> Data section:
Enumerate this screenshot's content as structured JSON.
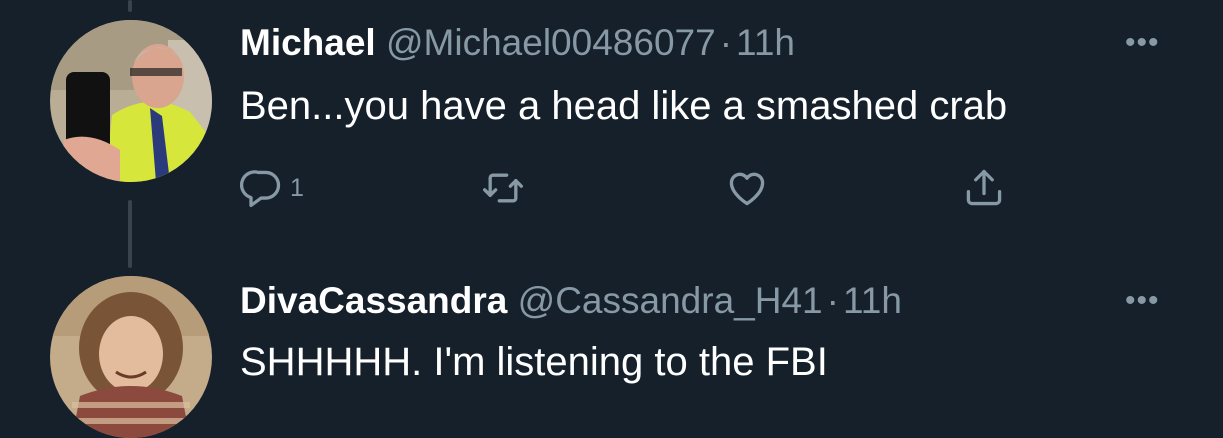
{
  "tweets": [
    {
      "name": "Michael",
      "handle": "@Michael00486077",
      "separator": "·",
      "time": "11h",
      "text": "Ben...you have a head like a smashed crab",
      "more": "•••",
      "actions": {
        "reply_count": "1"
      }
    },
    {
      "name": "DivaCassandra",
      "handle": "@Cassandra_H41",
      "separator": "·",
      "time": "11h",
      "text": "SHHHHH.  I'm listening to the FBI",
      "more": "•••"
    }
  ],
  "icons": [
    "reply-icon",
    "retweet-icon",
    "like-icon",
    "share-icon",
    "more-icon"
  ],
  "colors": {
    "background": "#15202b",
    "secondary_text": "#8899a6",
    "thread_line": "#38444d"
  }
}
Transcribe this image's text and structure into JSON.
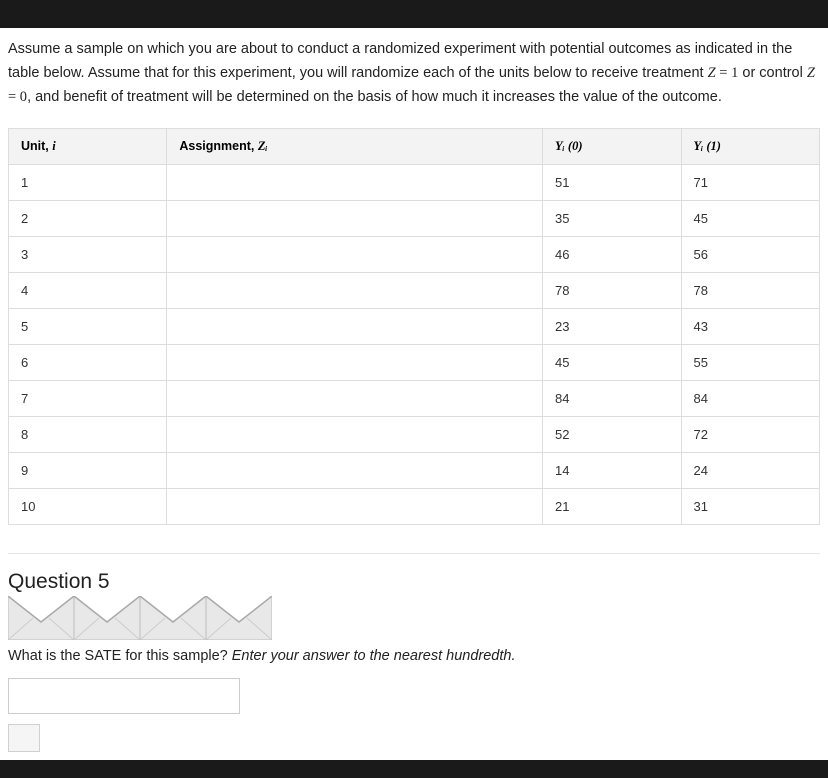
{
  "description_parts": {
    "p1": "Assume a sample on which you are about to conduct a randomized experiment with potential outcomes as indicated in the table below.  Assume that for this experiment, you will randomize each of the units below to receive treatment ",
    "z1": "Z",
    "eq1": " = 1",
    "p2": " or control ",
    "z2": "Z",
    "eq2": " = 0",
    "p3": ", and benefit of treatment will be determined on the basis of how much it increases the value of the outcome."
  },
  "table": {
    "headers": {
      "unit": "Unit, ",
      "unit_i": "i",
      "assignment": "Assignment, ",
      "assignment_zi": "Zᵢ",
      "y0": "Yᵢ (0)",
      "y1": "Yᵢ (1)"
    },
    "rows": [
      {
        "unit": "1",
        "assignment": "",
        "y0": "51",
        "y1": "71"
      },
      {
        "unit": "2",
        "assignment": "",
        "y0": "35",
        "y1": "45"
      },
      {
        "unit": "3",
        "assignment": "",
        "y0": "46",
        "y1": "56"
      },
      {
        "unit": "4",
        "assignment": "",
        "y0": "78",
        "y1": "78"
      },
      {
        "unit": "5",
        "assignment": "",
        "y0": "23",
        "y1": "43"
      },
      {
        "unit": "6",
        "assignment": "",
        "y0": "45",
        "y1": "55"
      },
      {
        "unit": "7",
        "assignment": "",
        "y0": "84",
        "y1": "84"
      },
      {
        "unit": "8",
        "assignment": "",
        "y0": "52",
        "y1": "72"
      },
      {
        "unit": "9",
        "assignment": "",
        "y0": "14",
        "y1": "24"
      },
      {
        "unit": "10",
        "assignment": "",
        "y0": "21",
        "y1": "31"
      }
    ]
  },
  "question": {
    "title": "Question 5",
    "prompt_text": "What is the SATE for this sample? ",
    "prompt_hint": "Enter your answer to the nearest hundredth.",
    "input_value": ""
  }
}
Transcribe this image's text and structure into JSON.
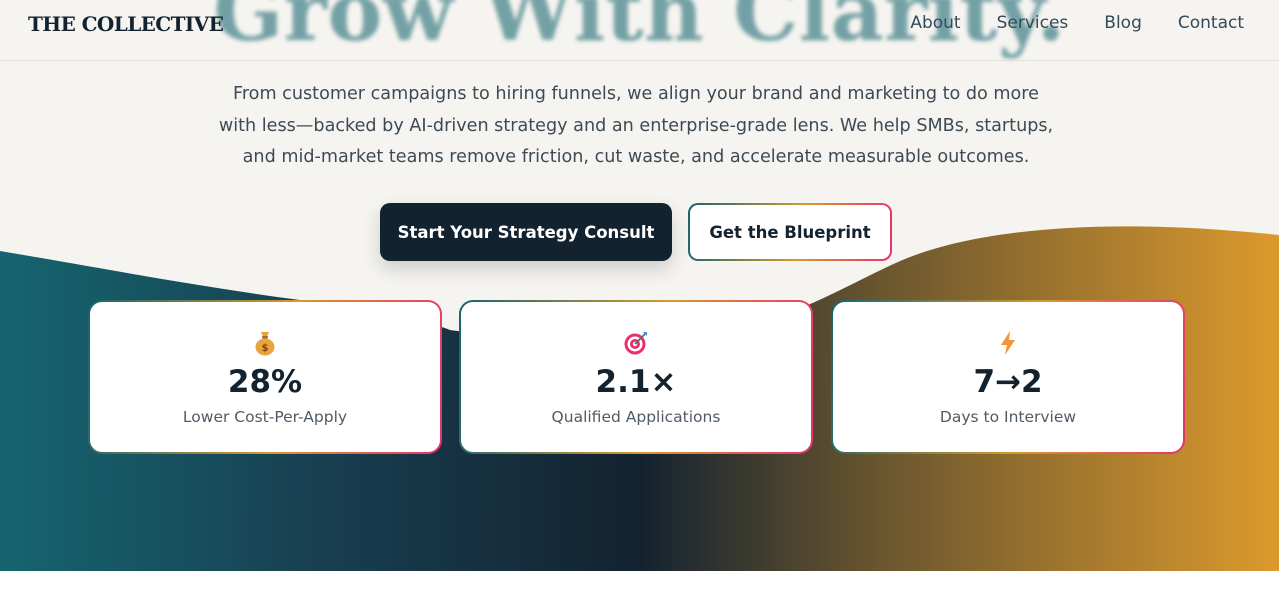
{
  "brand": {
    "name": "THE COLLECTIVE"
  },
  "nav": {
    "items": [
      "About",
      "Services",
      "Blog",
      "Contact"
    ]
  },
  "hero": {
    "title": "Grow With Clarity.",
    "lines": [
      "From customer campaigns to hiring funnels, we align your brand and marketing to do more",
      "with less—backed by AI-driven strategy and an enterprise-grade lens. We help SMBs, startups,",
      "and mid-market teams remove friction, cut waste, and accelerate measurable outcomes."
    ],
    "primary_cta": "Start Your Strategy Consult",
    "secondary_cta": "Get the Blueprint"
  },
  "stats": [
    {
      "icon": "money-bag-icon",
      "value": "28%",
      "label": "Lower Cost-Per-Apply"
    },
    {
      "icon": "target-icon",
      "value": "2.1×",
      "label": "Qualified Applications"
    },
    {
      "icon": "lightning-icon",
      "value": "7→2",
      "label": "Days to Interview"
    }
  ],
  "colors": {
    "navy": "#13222f",
    "teal": "#15656f",
    "gold": "#d69a2d",
    "pink": "#e8306f",
    "background": "#f6f4f0"
  }
}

> Task instructions: Write out all the entries exactly, except for the pictures.

> The completed task:
Enumerate this screenshot's content as structured JSON.
{
  "tweets": [
    {
      "name": "Michael",
      "handle": "@Michael00486077",
      "separator": "·",
      "time": "11h",
      "text": "Ben...you have a head like a smashed crab",
      "more": "•••",
      "actions": {
        "reply_count": "1"
      }
    },
    {
      "name": "DivaCassandra",
      "handle": "@Cassandra_H41",
      "separator": "·",
      "time": "11h",
      "text": "SHHHHH.  I'm listening to the FBI",
      "more": "•••"
    }
  ],
  "icons": [
    "reply-icon",
    "retweet-icon",
    "like-icon",
    "share-icon",
    "more-icon"
  ],
  "colors": {
    "background": "#15202b",
    "secondary_text": "#8899a6",
    "thread_line": "#38444d"
  }
}
Transcribe this image's text and structure into JSON.
{
  "description_parts": {
    "p1": "Assume a sample on which you are about to conduct a randomized experiment with potential outcomes as indicated in the table below.  Assume that for this experiment, you will randomize each of the units below to receive treatment ",
    "z1": "Z",
    "eq1": " = 1",
    "p2": " or control ",
    "z2": "Z",
    "eq2": " = 0",
    "p3": ", and benefit of treatment will be determined on the basis of how much it increases the value of the outcome."
  },
  "table": {
    "headers": {
      "unit": "Unit, ",
      "unit_i": "i",
      "assignment": "Assignment, ",
      "assignment_zi": "Zᵢ",
      "y0": "Yᵢ (0)",
      "y1": "Yᵢ (1)"
    },
    "rows": [
      {
        "unit": "1",
        "assignment": "",
        "y0": "51",
        "y1": "71"
      },
      {
        "unit": "2",
        "assignment": "",
        "y0": "35",
        "y1": "45"
      },
      {
        "unit": "3",
        "assignment": "",
        "y0": "46",
        "y1": "56"
      },
      {
        "unit": "4",
        "assignment": "",
        "y0": "78",
        "y1": "78"
      },
      {
        "unit": "5",
        "assignment": "",
        "y0": "23",
        "y1": "43"
      },
      {
        "unit": "6",
        "assignment": "",
        "y0": "45",
        "y1": "55"
      },
      {
        "unit": "7",
        "assignment": "",
        "y0": "84",
        "y1": "84"
      },
      {
        "unit": "8",
        "assignment": "",
        "y0": "52",
        "y1": "72"
      },
      {
        "unit": "9",
        "assignment": "",
        "y0": "14",
        "y1": "24"
      },
      {
        "unit": "10",
        "assignment": "",
        "y0": "21",
        "y1": "31"
      }
    ]
  },
  "question": {
    "title": "Question 5",
    "prompt_text": "What is the SATE for this sample? ",
    "prompt_hint": "Enter your answer to the nearest hundredth.",
    "input_value": ""
  }
}
Transcribe this image's text and structure into JSON.
{
  "brand": {
    "name": "THE COLLECTIVE"
  },
  "nav": {
    "items": [
      "About",
      "Services",
      "Blog",
      "Contact"
    ]
  },
  "hero": {
    "title": "Grow With Clarity.",
    "lines": [
      "From customer campaigns to hiring funnels, we align your brand and marketing to do more",
      "with less—backed by AI-driven strategy and an enterprise-grade lens. We help SMBs, startups,",
      "and mid-market teams remove friction, cut waste, and accelerate measurable outcomes."
    ],
    "primary_cta": "Start Your Strategy Consult",
    "secondary_cta": "Get the Blueprint"
  },
  "stats": [
    {
      "icon": "money-bag-icon",
      "value": "28%",
      "label": "Lower Cost-Per-Apply"
    },
    {
      "icon": "target-icon",
      "value": "2.1×",
      "label": "Qualified Applications"
    },
    {
      "icon": "lightning-icon",
      "value": "7→2",
      "label": "Days to Interview"
    }
  ],
  "colors": {
    "navy": "#13222f",
    "teal": "#15656f",
    "gold": "#d69a2d",
    "pink": "#e8306f",
    "background": "#f6f4f0"
  }
}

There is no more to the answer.